STORED DATA:
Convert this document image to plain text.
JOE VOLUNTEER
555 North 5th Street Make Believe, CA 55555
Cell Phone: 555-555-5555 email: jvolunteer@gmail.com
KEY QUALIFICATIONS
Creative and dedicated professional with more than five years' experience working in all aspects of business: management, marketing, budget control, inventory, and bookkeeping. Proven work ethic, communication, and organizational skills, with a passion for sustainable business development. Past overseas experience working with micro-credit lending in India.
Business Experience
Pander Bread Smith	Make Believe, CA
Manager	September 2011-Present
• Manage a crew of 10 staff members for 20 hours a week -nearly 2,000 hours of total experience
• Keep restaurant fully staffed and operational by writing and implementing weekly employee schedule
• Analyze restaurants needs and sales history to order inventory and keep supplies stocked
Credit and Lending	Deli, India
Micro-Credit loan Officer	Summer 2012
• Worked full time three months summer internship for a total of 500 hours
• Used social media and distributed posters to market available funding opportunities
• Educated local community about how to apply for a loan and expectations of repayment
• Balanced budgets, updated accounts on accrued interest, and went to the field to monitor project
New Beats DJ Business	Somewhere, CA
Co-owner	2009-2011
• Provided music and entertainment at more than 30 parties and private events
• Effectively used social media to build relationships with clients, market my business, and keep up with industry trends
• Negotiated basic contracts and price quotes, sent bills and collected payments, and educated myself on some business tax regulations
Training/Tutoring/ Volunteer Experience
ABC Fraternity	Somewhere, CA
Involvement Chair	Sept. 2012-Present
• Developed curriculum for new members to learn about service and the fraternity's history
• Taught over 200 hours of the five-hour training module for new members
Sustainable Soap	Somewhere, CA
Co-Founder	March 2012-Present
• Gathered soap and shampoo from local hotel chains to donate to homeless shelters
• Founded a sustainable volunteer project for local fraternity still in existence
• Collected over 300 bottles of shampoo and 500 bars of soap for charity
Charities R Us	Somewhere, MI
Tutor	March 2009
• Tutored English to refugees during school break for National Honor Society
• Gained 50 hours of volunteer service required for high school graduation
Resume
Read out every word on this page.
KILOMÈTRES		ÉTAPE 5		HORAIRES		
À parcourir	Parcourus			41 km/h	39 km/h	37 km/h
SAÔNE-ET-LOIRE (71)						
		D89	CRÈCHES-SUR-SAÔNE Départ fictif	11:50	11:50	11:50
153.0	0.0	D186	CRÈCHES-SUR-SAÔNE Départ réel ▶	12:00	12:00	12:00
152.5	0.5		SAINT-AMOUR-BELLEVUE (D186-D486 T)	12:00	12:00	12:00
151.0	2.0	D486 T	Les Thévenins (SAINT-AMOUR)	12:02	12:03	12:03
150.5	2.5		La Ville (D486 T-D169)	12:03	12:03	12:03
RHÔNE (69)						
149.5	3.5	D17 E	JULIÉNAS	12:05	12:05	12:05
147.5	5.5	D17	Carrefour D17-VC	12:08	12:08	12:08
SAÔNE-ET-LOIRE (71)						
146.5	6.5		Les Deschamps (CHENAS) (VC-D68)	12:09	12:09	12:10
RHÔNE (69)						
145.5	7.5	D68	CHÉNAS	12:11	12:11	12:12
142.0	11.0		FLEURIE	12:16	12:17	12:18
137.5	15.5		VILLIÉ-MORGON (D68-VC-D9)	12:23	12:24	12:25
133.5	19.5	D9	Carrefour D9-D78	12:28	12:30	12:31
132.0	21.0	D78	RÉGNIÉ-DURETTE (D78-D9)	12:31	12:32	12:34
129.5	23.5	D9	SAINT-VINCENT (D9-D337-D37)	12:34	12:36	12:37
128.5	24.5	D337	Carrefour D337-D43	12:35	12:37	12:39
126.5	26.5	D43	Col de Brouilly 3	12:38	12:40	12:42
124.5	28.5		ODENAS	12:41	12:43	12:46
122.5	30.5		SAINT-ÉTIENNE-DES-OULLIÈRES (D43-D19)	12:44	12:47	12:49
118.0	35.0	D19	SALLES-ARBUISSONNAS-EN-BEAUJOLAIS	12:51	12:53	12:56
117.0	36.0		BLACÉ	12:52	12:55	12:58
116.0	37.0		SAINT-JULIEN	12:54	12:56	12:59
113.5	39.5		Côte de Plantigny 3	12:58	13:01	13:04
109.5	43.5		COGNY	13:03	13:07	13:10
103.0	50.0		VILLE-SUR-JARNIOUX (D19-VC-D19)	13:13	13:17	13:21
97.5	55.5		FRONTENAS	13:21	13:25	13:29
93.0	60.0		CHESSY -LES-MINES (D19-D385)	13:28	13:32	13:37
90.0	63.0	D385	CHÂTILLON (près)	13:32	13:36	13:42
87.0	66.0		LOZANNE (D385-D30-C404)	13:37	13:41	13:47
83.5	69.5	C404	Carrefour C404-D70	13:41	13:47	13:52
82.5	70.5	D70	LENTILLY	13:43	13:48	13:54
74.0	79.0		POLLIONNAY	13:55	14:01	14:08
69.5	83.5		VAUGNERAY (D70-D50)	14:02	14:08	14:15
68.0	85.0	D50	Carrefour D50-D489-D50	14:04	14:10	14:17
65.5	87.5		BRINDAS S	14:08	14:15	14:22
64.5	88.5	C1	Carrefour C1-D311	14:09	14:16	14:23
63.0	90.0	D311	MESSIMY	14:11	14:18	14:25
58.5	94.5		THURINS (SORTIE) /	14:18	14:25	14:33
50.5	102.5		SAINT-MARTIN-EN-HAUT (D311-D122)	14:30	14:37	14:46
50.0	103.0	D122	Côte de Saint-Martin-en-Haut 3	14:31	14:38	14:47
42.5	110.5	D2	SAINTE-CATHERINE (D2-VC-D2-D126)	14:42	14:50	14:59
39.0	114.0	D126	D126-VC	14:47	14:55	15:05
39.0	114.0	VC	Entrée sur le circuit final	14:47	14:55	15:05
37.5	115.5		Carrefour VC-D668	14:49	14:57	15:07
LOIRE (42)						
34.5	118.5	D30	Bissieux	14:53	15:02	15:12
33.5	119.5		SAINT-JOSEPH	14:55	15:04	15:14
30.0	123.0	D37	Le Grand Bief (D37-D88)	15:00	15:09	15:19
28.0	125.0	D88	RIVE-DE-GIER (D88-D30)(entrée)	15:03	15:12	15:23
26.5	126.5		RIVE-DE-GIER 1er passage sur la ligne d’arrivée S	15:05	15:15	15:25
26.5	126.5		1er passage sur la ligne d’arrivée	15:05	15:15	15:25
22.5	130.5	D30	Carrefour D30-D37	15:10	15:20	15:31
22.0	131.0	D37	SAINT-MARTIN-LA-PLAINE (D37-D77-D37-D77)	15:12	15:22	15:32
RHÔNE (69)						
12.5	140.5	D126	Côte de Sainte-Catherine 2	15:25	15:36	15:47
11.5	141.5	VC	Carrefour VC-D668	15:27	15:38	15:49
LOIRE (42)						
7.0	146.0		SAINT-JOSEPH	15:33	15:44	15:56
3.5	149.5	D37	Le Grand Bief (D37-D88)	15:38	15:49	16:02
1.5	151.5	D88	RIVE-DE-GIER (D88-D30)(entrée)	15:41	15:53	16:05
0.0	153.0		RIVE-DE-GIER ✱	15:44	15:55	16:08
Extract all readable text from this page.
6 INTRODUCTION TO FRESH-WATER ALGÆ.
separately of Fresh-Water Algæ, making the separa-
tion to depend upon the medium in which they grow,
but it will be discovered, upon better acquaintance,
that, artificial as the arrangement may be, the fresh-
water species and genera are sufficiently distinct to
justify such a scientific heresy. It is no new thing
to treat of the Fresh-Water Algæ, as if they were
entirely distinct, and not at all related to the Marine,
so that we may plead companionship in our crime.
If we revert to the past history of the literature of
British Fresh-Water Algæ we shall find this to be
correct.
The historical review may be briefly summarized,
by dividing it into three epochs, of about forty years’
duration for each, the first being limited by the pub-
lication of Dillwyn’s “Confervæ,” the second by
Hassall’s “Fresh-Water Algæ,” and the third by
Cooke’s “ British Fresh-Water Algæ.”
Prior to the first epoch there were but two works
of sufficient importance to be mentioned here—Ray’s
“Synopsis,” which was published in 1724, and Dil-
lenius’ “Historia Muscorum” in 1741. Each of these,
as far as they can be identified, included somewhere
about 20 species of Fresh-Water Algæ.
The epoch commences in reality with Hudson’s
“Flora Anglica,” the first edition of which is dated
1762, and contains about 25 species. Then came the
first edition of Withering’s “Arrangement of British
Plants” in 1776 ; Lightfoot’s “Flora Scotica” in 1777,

WHAT IS EXPECTED: Across the records, how many lines contain "inventory"? Only the number should be given.

FULL SOLUTION: 2